● **Direction**: Reproduce each of the rows below verbatim, omitting the picture lines.

● **Provided records**:
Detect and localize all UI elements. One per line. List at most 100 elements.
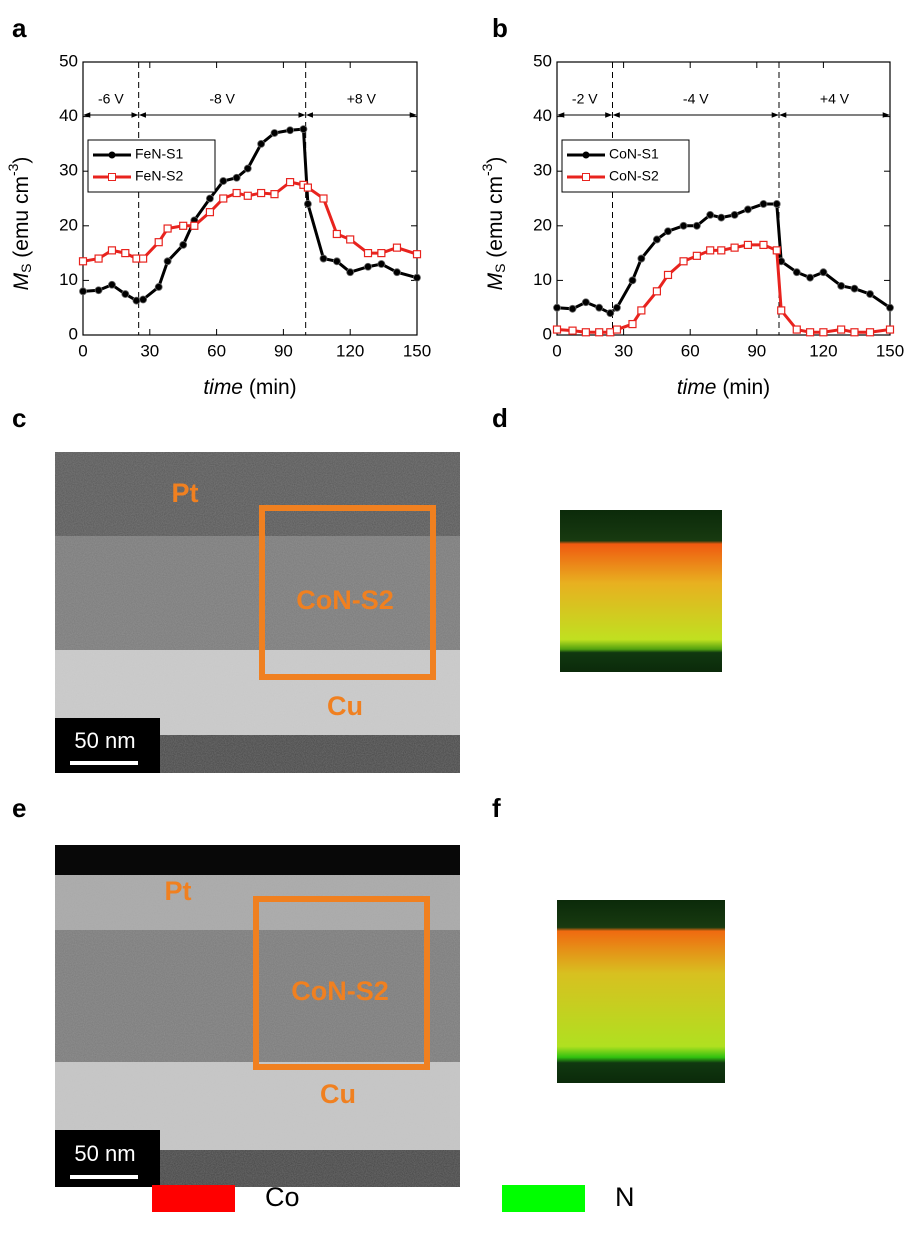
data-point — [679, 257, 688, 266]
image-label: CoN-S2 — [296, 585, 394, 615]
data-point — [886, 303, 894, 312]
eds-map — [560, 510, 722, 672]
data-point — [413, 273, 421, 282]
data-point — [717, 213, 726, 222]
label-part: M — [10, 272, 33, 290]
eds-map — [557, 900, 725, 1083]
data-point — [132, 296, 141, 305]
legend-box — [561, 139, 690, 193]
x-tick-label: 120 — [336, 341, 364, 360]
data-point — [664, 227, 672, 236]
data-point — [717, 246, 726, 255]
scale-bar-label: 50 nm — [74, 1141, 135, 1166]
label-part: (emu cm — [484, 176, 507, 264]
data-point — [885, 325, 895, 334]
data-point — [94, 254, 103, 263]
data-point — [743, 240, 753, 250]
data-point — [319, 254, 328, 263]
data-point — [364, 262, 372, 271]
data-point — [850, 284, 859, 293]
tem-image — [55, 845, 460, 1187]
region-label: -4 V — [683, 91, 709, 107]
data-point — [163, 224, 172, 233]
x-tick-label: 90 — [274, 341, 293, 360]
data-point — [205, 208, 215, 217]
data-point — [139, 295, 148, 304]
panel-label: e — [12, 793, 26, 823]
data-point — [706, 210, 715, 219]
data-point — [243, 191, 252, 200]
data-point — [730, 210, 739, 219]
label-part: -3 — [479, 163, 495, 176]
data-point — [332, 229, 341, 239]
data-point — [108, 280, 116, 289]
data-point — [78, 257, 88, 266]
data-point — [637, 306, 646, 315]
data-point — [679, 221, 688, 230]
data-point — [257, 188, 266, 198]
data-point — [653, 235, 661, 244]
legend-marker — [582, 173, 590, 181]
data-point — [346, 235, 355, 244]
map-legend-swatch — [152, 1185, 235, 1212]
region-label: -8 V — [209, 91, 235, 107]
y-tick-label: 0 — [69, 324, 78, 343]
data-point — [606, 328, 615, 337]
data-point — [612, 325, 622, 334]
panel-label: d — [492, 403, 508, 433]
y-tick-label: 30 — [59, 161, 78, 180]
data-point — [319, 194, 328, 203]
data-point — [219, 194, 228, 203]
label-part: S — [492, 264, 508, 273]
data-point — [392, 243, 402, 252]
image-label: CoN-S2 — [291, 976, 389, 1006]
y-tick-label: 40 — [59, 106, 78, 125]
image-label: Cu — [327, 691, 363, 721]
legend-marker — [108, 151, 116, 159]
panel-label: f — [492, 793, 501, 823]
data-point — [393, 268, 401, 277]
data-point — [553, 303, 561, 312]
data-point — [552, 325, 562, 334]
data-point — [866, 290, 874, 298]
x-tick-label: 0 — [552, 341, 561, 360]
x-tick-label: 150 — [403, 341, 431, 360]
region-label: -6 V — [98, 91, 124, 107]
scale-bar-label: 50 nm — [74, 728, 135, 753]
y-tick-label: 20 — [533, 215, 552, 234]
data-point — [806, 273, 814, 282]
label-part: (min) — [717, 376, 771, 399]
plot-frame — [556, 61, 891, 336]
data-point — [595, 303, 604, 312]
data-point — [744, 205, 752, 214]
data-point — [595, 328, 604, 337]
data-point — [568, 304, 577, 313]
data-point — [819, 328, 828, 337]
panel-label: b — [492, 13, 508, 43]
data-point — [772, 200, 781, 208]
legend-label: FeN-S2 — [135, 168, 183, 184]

● **Solution for this problem**:
Detect and localize all UI elements. One per line. List at most 100 elements.
data-point — [679, 257, 688, 266]
image-label: CoN-S2 — [296, 585, 394, 615]
data-point — [886, 303, 894, 312]
eds-map — [560, 510, 722, 672]
data-point — [413, 273, 421, 282]
data-point — [717, 213, 726, 222]
label-part: M — [10, 272, 33, 290]
eds-map — [557, 900, 725, 1083]
data-point — [132, 296, 141, 305]
legend-box — [561, 139, 690, 193]
x-tick-label: 120 — [336, 341, 364, 360]
data-point — [664, 227, 672, 236]
data-point — [717, 246, 726, 255]
scale-bar-label: 50 nm — [74, 1141, 135, 1166]
label-part: (emu cm — [484, 176, 507, 264]
data-point — [885, 325, 895, 334]
data-point — [94, 254, 103, 263]
data-point — [743, 240, 753, 250]
data-point — [319, 254, 328, 263]
data-point — [364, 262, 372, 271]
data-point — [850, 284, 859, 293]
tem-image — [55, 845, 460, 1187]
region-label: -4 V — [683, 91, 709, 107]
data-point — [163, 224, 172, 233]
x-tick-label: 90 — [274, 341, 293, 360]
data-point — [205, 208, 215, 217]
data-point — [139, 295, 148, 304]
panel-label: e — [12, 793, 26, 823]
data-point — [706, 210, 715, 219]
data-point — [243, 191, 252, 200]
data-point — [730, 210, 739, 219]
label-part: -3 — [479, 163, 495, 176]
data-point — [332, 229, 341, 239]
data-point — [108, 280, 116, 289]
data-point — [78, 257, 88, 266]
data-point — [637, 306, 646, 315]
data-point — [679, 221, 688, 230]
data-point — [257, 188, 266, 198]
data-point — [653, 235, 661, 244]
legend-marker — [582, 173, 590, 181]
data-point — [346, 235, 355, 244]
map-legend-swatch — [152, 1185, 235, 1212]
region-label: -8 V — [209, 91, 235, 107]
y-tick-label: 0 — [69, 324, 78, 343]
data-point — [606, 328, 615, 337]
data-point — [612, 325, 622, 334]
panel-label: d — [492, 403, 508, 433]
y-tick-label: 30 — [59, 161, 78, 180]
data-point — [319, 194, 328, 203]
data-point — [219, 194, 228, 203]
label-part: S — [492, 264, 508, 273]
data-point — [392, 243, 402, 252]
image-label: CoN-S2 — [291, 976, 389, 1006]
y-tick-label: 40 — [59, 106, 78, 125]
image-label: Cu — [327, 691, 363, 721]
legend-marker — [108, 151, 116, 159]
panel-label: f — [492, 793, 501, 823]
data-point — [393, 268, 401, 277]
data-point — [553, 303, 561, 312]
data-point — [552, 325, 562, 334]
data-point — [866, 290, 874, 298]
x-tick-label: 0 — [552, 341, 561, 360]
x-tick-label: 150 — [403, 341, 431, 360]
region-label: -6 V — [98, 91, 124, 107]
scale-bar-label: 50 nm — [74, 728, 135, 753]
y-tick-label: 20 — [533, 215, 552, 234]
data-point — [806, 273, 814, 282]
label-part: (min) — [717, 376, 771, 399]
plot-frame — [556, 61, 891, 336]
data-point — [595, 303, 604, 312]
data-point — [744, 205, 752, 214]
data-point — [595, 328, 604, 337]
data-point — [568, 304, 577, 313]
data-point — [819, 328, 828, 337]
panel-label: b — [492, 13, 508, 43]
data-point — [772, 200, 781, 208]
legend-label: FeN-S2 — [135, 168, 183, 184]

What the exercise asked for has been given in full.